**** Rows ****

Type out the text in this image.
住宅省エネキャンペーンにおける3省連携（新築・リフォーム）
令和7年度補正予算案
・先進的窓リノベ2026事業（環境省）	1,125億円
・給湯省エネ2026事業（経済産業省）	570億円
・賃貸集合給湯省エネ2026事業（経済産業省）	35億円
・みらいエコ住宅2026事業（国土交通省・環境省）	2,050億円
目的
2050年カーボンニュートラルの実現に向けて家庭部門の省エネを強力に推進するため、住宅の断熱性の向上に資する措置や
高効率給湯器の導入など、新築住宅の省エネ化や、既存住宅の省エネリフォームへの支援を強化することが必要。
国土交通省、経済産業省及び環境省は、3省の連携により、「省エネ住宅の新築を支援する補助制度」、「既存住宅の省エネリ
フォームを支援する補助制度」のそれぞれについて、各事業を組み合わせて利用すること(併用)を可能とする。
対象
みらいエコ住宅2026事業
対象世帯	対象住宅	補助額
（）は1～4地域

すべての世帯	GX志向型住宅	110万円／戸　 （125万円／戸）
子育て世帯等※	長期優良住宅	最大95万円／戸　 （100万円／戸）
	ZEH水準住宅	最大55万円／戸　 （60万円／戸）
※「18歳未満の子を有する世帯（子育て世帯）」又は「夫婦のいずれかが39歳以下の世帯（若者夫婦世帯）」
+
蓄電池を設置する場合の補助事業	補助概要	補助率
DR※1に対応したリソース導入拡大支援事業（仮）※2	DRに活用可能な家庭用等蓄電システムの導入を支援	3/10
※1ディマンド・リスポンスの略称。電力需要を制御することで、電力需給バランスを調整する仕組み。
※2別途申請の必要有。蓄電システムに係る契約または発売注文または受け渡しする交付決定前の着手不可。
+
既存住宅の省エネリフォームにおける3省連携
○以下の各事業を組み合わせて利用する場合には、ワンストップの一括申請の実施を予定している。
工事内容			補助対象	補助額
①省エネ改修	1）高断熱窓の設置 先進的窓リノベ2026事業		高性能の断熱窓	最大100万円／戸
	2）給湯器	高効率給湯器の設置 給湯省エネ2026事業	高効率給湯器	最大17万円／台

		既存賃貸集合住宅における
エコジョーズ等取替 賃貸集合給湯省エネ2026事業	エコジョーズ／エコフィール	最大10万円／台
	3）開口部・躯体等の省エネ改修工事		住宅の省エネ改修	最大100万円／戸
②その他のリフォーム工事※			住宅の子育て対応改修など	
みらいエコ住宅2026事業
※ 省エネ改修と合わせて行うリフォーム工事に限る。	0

****

■ Short task
Go through the entries and repeat each one exactly.

■ The reply
Type out the text in this image.
住宅省エネキャンペーンにおける3省連携（新築・リフォーム）
令和7年度補正予算案
・先進的窓リノベ2026事業（環境省）	1,125億円
・給湯省エネ2026事業（経済産業省）	570億円
・賃貸集合給湯省エネ2026事業（経済産業省）	35億円
・みらいエコ住宅2026事業（国土交通省・環境省）	2,050億円
目的
2050年カーボンニュートラルの実現に向けて家庭部門の省エネを強力に推進するため、住宅の断熱性の向上に資する措置や
高効率給湯器の導入など、新築住宅の省エネ化や、既存住宅の省エネリフォームへの支援を強化することが必要。
国土交通省、経済産業省及び環境省は、3省の連携により、「省エネ住宅の新築を支援する補助制度」、「既存住宅の省エネリ
フォームを支援する補助制度」のそれぞれについて、各事業を組み合わせて利用すること(併用)を可能とする。
対象
みらいエコ住宅2026事業
対象世帯	対象住宅	補助額
（）は1～4地域

すべての世帯	GX志向型住宅	110万円／戸　 （125万円／戸）
子育て世帯等※	長期優良住宅	最大95万円／戸　 （100万円／戸）
	ZEH水準住宅	最大55万円／戸　 （60万円／戸）
※「18歳未満の子を有する世帯（子育て世帯）」又は「夫婦のいずれかが39歳以下の世帯（若者夫婦世帯）」
+
蓄電池を設置する場合の補助事業	補助概要	補助率
DR※1に対応したリソース導入拡大支援事業（仮）※2	DRに活用可能な家庭用等蓄電システムの導入を支援	3/10
※1ディマンド・リスポンスの略称。電力需要を制御することで、電力需給バランスを調整する仕組み。
※2別途申請の必要有。蓄電システムに係る契約または発売注文または受け渡しする交付決定前の着手不可。
+
既存住宅の省エネリフォームにおける3省連携
○以下の各事業を組み合わせて利用する場合には、ワンストップの一括申請の実施を予定している。
工事内容			補助対象	補助額
①省エネ改修	1）高断熱窓の設置 先進的窓リノベ2026事業		高性能の断熱窓	最大100万円／戸
	2）給湯器	高効率給湯器の設置 給湯省エネ2026事業	高効率給湯器	最大17万円／台

		既存賃貸集合住宅における
エコジョーズ等取替 賃貸集合給湯省エネ2026事業	エコジョーズ／エコフィール	最大10万円／台
	3）開口部・躯体等の省エネ改修工事		住宅の省エネ改修	最大100万円／戸
②その他のリフォーム工事※			住宅の子育て対応改修など	
みらいエコ住宅2026事業
※ 省エネ改修と合わせて行うリフォーム工事に限る。	0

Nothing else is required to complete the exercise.